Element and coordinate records
————

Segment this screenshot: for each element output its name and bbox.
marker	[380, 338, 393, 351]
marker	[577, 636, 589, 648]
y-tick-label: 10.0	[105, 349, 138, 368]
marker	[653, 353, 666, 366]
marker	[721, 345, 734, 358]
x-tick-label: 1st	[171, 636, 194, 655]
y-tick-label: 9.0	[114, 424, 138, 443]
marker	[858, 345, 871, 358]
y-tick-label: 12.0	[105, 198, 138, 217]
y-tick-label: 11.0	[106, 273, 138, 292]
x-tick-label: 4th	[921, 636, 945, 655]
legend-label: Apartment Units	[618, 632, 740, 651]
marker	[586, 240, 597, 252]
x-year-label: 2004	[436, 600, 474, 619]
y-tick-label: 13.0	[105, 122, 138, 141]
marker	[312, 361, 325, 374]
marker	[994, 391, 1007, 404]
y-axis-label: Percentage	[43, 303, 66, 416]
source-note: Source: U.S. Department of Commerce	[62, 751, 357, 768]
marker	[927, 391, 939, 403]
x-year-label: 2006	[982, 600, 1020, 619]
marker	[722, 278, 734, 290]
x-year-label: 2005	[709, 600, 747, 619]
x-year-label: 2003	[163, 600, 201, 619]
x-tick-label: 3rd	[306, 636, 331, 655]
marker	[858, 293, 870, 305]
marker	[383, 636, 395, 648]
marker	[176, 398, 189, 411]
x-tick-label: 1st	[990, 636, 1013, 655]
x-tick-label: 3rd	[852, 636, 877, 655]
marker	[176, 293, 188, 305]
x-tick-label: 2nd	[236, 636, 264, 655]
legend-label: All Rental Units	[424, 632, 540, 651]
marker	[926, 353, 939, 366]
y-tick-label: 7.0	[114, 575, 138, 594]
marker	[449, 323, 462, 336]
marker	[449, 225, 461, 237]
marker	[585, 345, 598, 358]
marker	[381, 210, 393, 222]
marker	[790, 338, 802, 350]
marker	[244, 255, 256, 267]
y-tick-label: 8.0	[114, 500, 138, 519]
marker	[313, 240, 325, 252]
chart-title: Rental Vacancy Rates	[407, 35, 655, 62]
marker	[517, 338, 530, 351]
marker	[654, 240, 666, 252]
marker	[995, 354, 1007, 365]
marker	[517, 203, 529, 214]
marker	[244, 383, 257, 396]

————

▶ [EXERCISE DIRECTIONS]:
Write out the lines of every entry above, copying each one without any change.

▶ [EXERCISE RESULT]:
Segment this screenshot: for each element output its name and bbox.
marker	[380, 338, 393, 351]
marker	[577, 636, 589, 648]
y-tick-label: 10.0	[105, 349, 138, 368]
marker	[653, 353, 666, 366]
marker	[721, 345, 734, 358]
x-tick-label: 1st	[171, 636, 194, 655]
y-tick-label: 9.0	[114, 424, 138, 443]
marker	[858, 345, 871, 358]
y-tick-label: 12.0	[105, 198, 138, 217]
y-tick-label: 11.0	[106, 273, 138, 292]
x-tick-label: 4th	[921, 636, 945, 655]
legend-label: Apartment Units	[618, 632, 740, 651]
marker	[586, 240, 597, 252]
x-year-label: 2004	[436, 600, 474, 619]
y-tick-label: 13.0	[105, 122, 138, 141]
marker	[312, 361, 325, 374]
marker	[994, 391, 1007, 404]
y-axis-label: Percentage	[43, 303, 66, 416]
source-note: Source: U.S. Department of Commerce	[62, 751, 357, 768]
marker	[927, 391, 939, 403]
x-year-label: 2006	[982, 600, 1020, 619]
marker	[722, 278, 734, 290]
x-year-label: 2005	[709, 600, 747, 619]
x-year-label: 2003	[163, 600, 201, 619]
x-tick-label: 3rd	[306, 636, 331, 655]
marker	[858, 293, 870, 305]
marker	[383, 636, 395, 648]
marker	[176, 398, 189, 411]
x-tick-label: 1st	[990, 636, 1013, 655]
x-tick-label: 3rd	[852, 636, 877, 655]
marker	[176, 293, 188, 305]
x-tick-label: 2nd	[236, 636, 264, 655]
legend-label: All Rental Units	[424, 632, 540, 651]
marker	[926, 353, 939, 366]
y-tick-label: 7.0	[114, 575, 138, 594]
marker	[449, 323, 462, 336]
marker	[449, 225, 461, 237]
marker	[585, 345, 598, 358]
marker	[381, 210, 393, 222]
marker	[790, 338, 802, 350]
marker	[244, 255, 256, 267]
y-tick-label: 8.0	[114, 500, 138, 519]
marker	[313, 240, 325, 252]
chart-title: Rental Vacancy Rates	[407, 35, 655, 62]
marker	[517, 338, 530, 351]
marker	[654, 240, 666, 252]
marker	[995, 354, 1007, 365]
marker	[517, 203, 529, 214]
marker	[244, 383, 257, 396]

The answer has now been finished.